> Prompt
Find the lines holding the string "нужд" in the data, then copy all of them.

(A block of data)

···

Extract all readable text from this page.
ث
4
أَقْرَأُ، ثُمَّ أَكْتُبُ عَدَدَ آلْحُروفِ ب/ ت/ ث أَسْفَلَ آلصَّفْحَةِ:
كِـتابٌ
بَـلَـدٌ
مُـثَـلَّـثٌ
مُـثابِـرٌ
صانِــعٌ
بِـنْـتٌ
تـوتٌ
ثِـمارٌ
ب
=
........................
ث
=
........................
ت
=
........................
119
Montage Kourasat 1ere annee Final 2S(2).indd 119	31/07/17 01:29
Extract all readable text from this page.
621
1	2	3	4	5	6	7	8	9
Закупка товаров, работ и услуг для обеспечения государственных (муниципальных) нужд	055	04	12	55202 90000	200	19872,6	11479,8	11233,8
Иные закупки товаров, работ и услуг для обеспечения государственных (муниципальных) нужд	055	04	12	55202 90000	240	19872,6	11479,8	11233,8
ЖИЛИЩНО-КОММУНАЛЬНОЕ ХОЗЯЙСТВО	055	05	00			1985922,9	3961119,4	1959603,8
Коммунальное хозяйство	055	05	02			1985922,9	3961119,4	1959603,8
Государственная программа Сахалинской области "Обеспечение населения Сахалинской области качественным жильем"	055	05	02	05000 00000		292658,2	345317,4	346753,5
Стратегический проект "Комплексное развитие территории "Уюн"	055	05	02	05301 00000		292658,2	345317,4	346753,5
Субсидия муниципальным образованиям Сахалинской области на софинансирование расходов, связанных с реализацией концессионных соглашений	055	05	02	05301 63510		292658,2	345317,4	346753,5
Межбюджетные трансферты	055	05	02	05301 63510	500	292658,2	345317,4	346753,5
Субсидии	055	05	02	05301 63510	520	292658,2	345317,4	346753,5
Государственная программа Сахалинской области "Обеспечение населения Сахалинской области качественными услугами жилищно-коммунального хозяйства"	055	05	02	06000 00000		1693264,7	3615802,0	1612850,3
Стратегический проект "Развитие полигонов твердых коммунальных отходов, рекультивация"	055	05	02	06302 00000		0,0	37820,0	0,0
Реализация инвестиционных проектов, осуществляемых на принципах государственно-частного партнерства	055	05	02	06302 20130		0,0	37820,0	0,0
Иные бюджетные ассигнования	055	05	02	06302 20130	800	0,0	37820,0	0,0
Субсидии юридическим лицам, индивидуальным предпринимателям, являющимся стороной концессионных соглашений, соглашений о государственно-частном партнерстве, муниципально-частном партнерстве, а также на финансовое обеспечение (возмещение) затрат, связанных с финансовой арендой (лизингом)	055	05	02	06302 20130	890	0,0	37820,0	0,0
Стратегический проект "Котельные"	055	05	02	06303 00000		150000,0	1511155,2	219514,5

···

> Worked solution
Закупка товаров, работ и услуг для обеспечения государственных (муниципальных) нужд	055	04	12	55202 90000	200	19872,6	11479,8	11233,8
Иные закупки товаров, работ и услуг для обеспечения государственных (муниципальных) нужд	055	04	12	55202 90000	240	19872,6	11479,8	11233,8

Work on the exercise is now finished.